» **WRITTEN REQUEST**:
What follows is a set of entries. Give them again exactly, without the pictures.

(Raw records)
######
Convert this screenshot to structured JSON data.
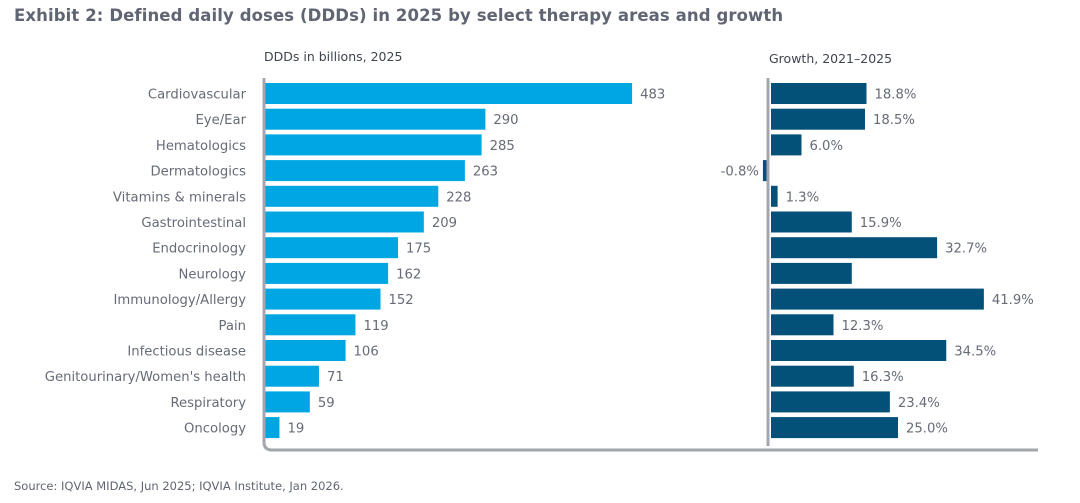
{
  "title": "Exhibit 2: Defined daily doses (DDDs) in 2025 by select therapy areas and growth",
  "source": "Source: IQVIA MIDAS, Jun 2025; IQVIA Institute, Jan 2026.",
  "colors": {
    "ddd_bar": "#00a6e2",
    "growth_bar": "#035078",
    "axis": "#a3a6ad",
    "text": "#666b78"
  },
  "chart_data": [
    {
      "type": "bar",
      "orientation": "horizontal",
      "title": "DDDs in billions, 2025",
      "xlabel": "",
      "ylabel": "",
      "categories": [
        "Cardiovascular",
        "Eye/Ear",
        "Hematologics",
        "Dermatologics",
        "Vitamins & minerals",
        "Gastrointestinal",
        "Endocrinology",
        "Neurology",
        "Immunology/Allergy",
        "Pain",
        "Infectious disease",
        "Genitourinary/Women's health",
        "Respiratory",
        "Oncology"
      ],
      "values": [
        483,
        290,
        285,
        263,
        228,
        209,
        175,
        162,
        152,
        119,
        106,
        71,
        59,
        19
      ],
      "labels": [
        "483",
        "290",
        "285",
        "263",
        "228",
        "209",
        "175",
        "162",
        "152",
        "119",
        "106",
        "71",
        "59",
        "19"
      ],
      "xlim": [
        0,
        483
      ],
      "grid": false,
      "legend": "none"
    },
    {
      "type": "bar",
      "orientation": "horizontal",
      "title": "Growth, 2021–2025",
      "xlabel": "",
      "ylabel": "",
      "categories": [
        "Cardiovascular",
        "Eye/Ear",
        "Hematologics",
        "Dermatologics",
        "Vitamins & minerals",
        "Gastrointestinal",
        "Endocrinology",
        "Neurology",
        "Immunology/Allergy",
        "Pain",
        "Infectious disease",
        "Genitourinary/Women's health",
        "Respiratory",
        "Oncology"
      ],
      "values": [
        18.8,
        18.5,
        6.0,
        -0.8,
        1.3,
        15.9,
        32.7,
        15.9,
        41.9,
        12.3,
        34.5,
        16.3,
        23.4,
        25.0
      ],
      "labels": [
        "18.8%",
        "18.5%",
        "6.0%",
        "-0.8%",
        "1.3%",
        "15.9%",
        "32.7%",
        "",
        "41.9%",
        "12.3%",
        "34.5%",
        "16.3%",
        "23.4%",
        "25.0%"
      ],
      "unit": "%",
      "xlim": [
        -0.8,
        41.9
      ],
      "grid": false,
      "legend": "none"
    }
  ]
}
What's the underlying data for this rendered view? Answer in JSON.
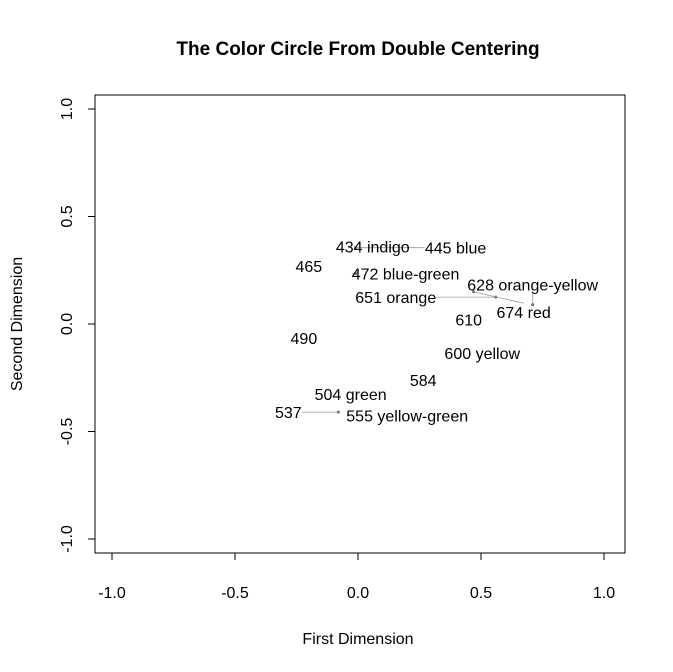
{
  "chart_data": {
    "type": "scatter",
    "title": "The Color Circle From Double Centering",
    "xlabel": "First Dimension",
    "ylabel": "Second Dimension",
    "xlim": [
      -1.1,
      1.1
    ],
    "ylim": [
      -1.1,
      1.1
    ],
    "xticks": [
      -1.0,
      -0.5,
      0.0,
      0.5,
      1.0
    ],
    "yticks": [
      -1.0,
      -0.5,
      0.0,
      0.5,
      1.0
    ],
    "xtick_labels": [
      "-1.0",
      "-0.5",
      "0.0",
      "0.5",
      "1.0"
    ],
    "ytick_labels": [
      "-1.0",
      "-0.5",
      "0.0",
      "0.5",
      "1.0"
    ],
    "grid": false,
    "points": [
      {
        "label": "434 indigo",
        "x": 0.06,
        "y": 0.36
      },
      {
        "label": "445 blue",
        "x": -0.01,
        "y": 0.355
      },
      {
        "label": "465",
        "x": -0.2,
        "y": 0.27
      },
      {
        "label": "472 blue-green",
        "x": -0.01,
        "y": 0.235
      },
      {
        "label": "490",
        "x": -0.22,
        "y": -0.065
      },
      {
        "label": "504 green",
        "x": -0.03,
        "y": -0.325
      },
      {
        "label": "537",
        "x": -0.08,
        "y": -0.41
      },
      {
        "label": "555 yellow-green",
        "x": 0.2,
        "y": -0.425
      },
      {
        "label": "584",
        "x": 0.265,
        "y": -0.26
      },
      {
        "label": "600 yellow",
        "x": 0.505,
        "y": -0.135
      },
      {
        "label": "610",
        "x": 0.45,
        "y": 0.02
      },
      {
        "label": "628 orange-yellow",
        "x": 0.71,
        "y": 0.09
      },
      {
        "label": "651 orange",
        "x": 0.56,
        "y": 0.125
      },
      {
        "label": "674 red",
        "x": 0.47,
        "y": 0.15
      }
    ]
  }
}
######
» **THE SOLUTION**:
Convert this screenshot to structured JSON data.
{
  "title": "Exhibit 2: Defined daily doses (DDDs) in 2025 by select therapy areas and growth",
  "source": "Source: IQVIA MIDAS, Jun 2025; IQVIA Institute, Jan 2026.",
  "colors": {
    "ddd_bar": "#00a6e2",
    "growth_bar": "#035078",
    "axis": "#a3a6ad",
    "text": "#666b78"
  },
  "chart_data": [
    {
      "type": "bar",
      "orientation": "horizontal",
      "title": "DDDs in billions, 2025",
      "xlabel": "",
      "ylabel": "",
      "categories": [
        "Cardiovascular",
        "Eye/Ear",
        "Hematologics",
        "Dermatologics",
        "Vitamins & minerals",
        "Gastrointestinal",
        "Endocrinology",
        "Neurology",
        "Immunology/Allergy",
        "Pain",
        "Infectious disease",
        "Genitourinary/Women's health",
        "Respiratory",
        "Oncology"
      ],
      "values": [
        483,
        290,
        285,
        263,
        228,
        209,
        175,
        162,
        152,
        119,
        106,
        71,
        59,
        19
      ],
      "labels": [
        "483",
        "290",
        "285",
        "263",
        "228",
        "209",
        "175",
        "162",
        "152",
        "119",
        "106",
        "71",
        "59",
        "19"
      ],
      "xlim": [
        0,
        483
      ],
      "grid": false,
      "legend": "none"
    },
    {
      "type": "bar",
      "orientation": "horizontal",
      "title": "Growth, 2021–2025",
      "xlabel": "",
      "ylabel": "",
      "categories": [
        "Cardiovascular",
        "Eye/Ear",
        "Hematologics",
        "Dermatologics",
        "Vitamins & minerals",
        "Gastrointestinal",
        "Endocrinology",
        "Neurology",
        "Immunology/Allergy",
        "Pain",
        "Infectious disease",
        "Genitourinary/Women's health",
        "Respiratory",
        "Oncology"
      ],
      "values": [
        18.8,
        18.5,
        6.0,
        -0.8,
        1.3,
        15.9,
        32.7,
        15.9,
        41.9,
        12.3,
        34.5,
        16.3,
        23.4,
        25.0
      ],
      "labels": [
        "18.8%",
        "18.5%",
        "6.0%",
        "-0.8%",
        "1.3%",
        "15.9%",
        "32.7%",
        "",
        "41.9%",
        "12.3%",
        "34.5%",
        "16.3%",
        "23.4%",
        "25.0%"
      ],
      "unit": "%",
      "xlim": [
        -0.8,
        41.9
      ],
      "grid": false,
      "legend": "none"
    }
  ]
}
What's the underlying data for this rendered view? Answer in JSON.
{
  "chart_data": {
    "type": "scatter",
    "title": "The Color Circle From Double Centering",
    "xlabel": "First Dimension",
    "ylabel": "Second Dimension",
    "xlim": [
      -1.1,
      1.1
    ],
    "ylim": [
      -1.1,
      1.1
    ],
    "xticks": [
      -1.0,
      -0.5,
      0.0,
      0.5,
      1.0
    ],
    "yticks": [
      -1.0,
      -0.5,
      0.0,
      0.5,
      1.0
    ],
    "xtick_labels": [
      "-1.0",
      "-0.5",
      "0.0",
      "0.5",
      "1.0"
    ],
    "ytick_labels": [
      "-1.0",
      "-0.5",
      "0.0",
      "0.5",
      "1.0"
    ],
    "grid": false,
    "points": [
      {
        "label": "434 indigo",
        "x": 0.06,
        "y": 0.36
      },
      {
        "label": "445 blue",
        "x": -0.01,
        "y": 0.355
      },
      {
        "label": "465",
        "x": -0.2,
        "y": 0.27
      },
      {
        "label": "472 blue-green",
        "x": -0.01,
        "y": 0.235
      },
      {
        "label": "490",
        "x": -0.22,
        "y": -0.065
      },
      {
        "label": "504 green",
        "x": -0.03,
        "y": -0.325
      },
      {
        "label": "537",
        "x": -0.08,
        "y": -0.41
      },
      {
        "label": "555 yellow-green",
        "x": 0.2,
        "y": -0.425
      },
      {
        "label": "584",
        "x": 0.265,
        "y": -0.26
      },
      {
        "label": "600 yellow",
        "x": 0.505,
        "y": -0.135
      },
      {
        "label": "610",
        "x": 0.45,
        "y": 0.02
      },
      {
        "label": "628 orange-yellow",
        "x": 0.71,
        "y": 0.09
      },
      {
        "label": "651 orange",
        "x": 0.56,
        "y": 0.125
      },
      {
        "label": "674 red",
        "x": 0.47,
        "y": 0.15
      }
    ]
  }
}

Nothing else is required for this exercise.